PROBLEM DESCRIPTION | Filter the entries below, keeping every line that has the word "безопасности".

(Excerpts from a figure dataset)
════════
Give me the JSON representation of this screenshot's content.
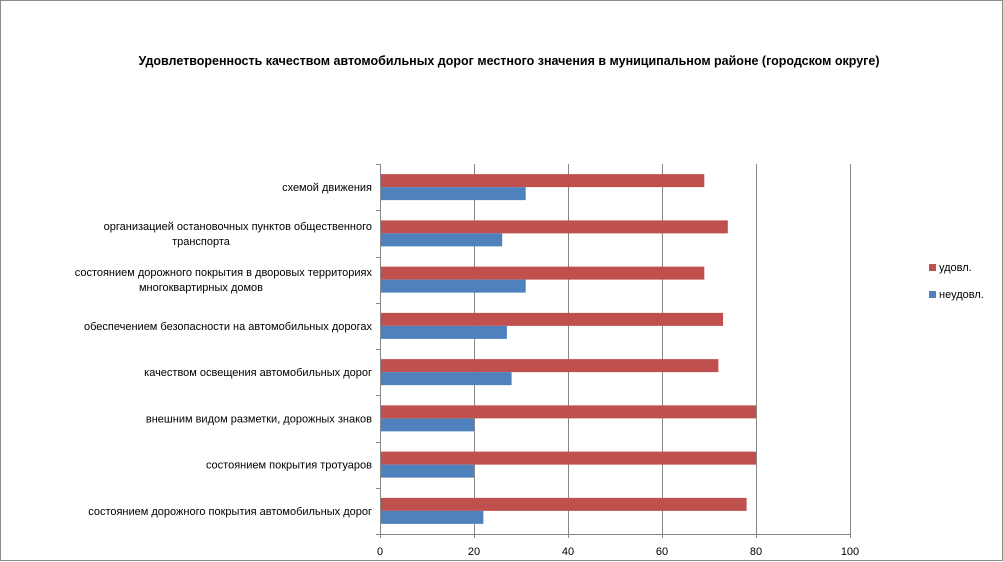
{
  "chart_data": {
    "type": "bar",
    "orientation": "horizontal",
    "title": "Удовлетворенность качеством автомобильных дорог местного значения в муниципальном районе (городском округе)",
    "categories": [
      "схемой движения",
      "организацией остановочных пунктов общественного транспорта",
      "состоянием дорожного покрытия в дворовых территориях многоквартирных домов",
      "обеспечением  безопасности на автомобильных дорогах",
      "качеством освещения  автомобильных дорог",
      "внешним  видом разметки, дорожных знаков",
      "состоянием покрытия тротуаров",
      "состоянием дорожного покрытия автомобильных дорог"
    ],
    "category_lines": [
      [
        "схемой движения"
      ],
      [
        "организацией остановочных пунктов общественного",
        "транспорта"
      ],
      [
        "состоянием дорожного покрытия в дворовых территориях",
        "многоквартирных домов"
      ],
      [
        "обеспечением  безопасности на автомобильных дорогах"
      ],
      [
        "качеством освещения  автомобильных дорог"
      ],
      [
        "внешним  видом разметки, дорожных знаков"
      ],
      [
        "состоянием покрытия тротуаров"
      ],
      [
        "состоянием дорожного покрытия автомобильных дорог"
      ]
    ],
    "series": [
      {
        "name": "удовл.",
        "color": "#c0504d",
        "values": [
          69,
          74,
          69,
          73,
          72,
          80,
          80,
          78
        ]
      },
      {
        "name": "неудовл.",
        "color": "#4f81bd",
        "values": [
          31,
          26,
          31,
          27,
          28,
          20,
          20,
          22
        ]
      }
    ],
    "xlim": [
      0,
      100
    ],
    "xticks": [
      0,
      20,
      40,
      60,
      80,
      100
    ],
    "grid": true,
    "legend_position": "right"
  }
}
════════
SOLVED EXERCISE |
      "обеспечением  безопасности на автомобильных дорогах",
        "обеспечением  безопасности на автомобильных дорогах"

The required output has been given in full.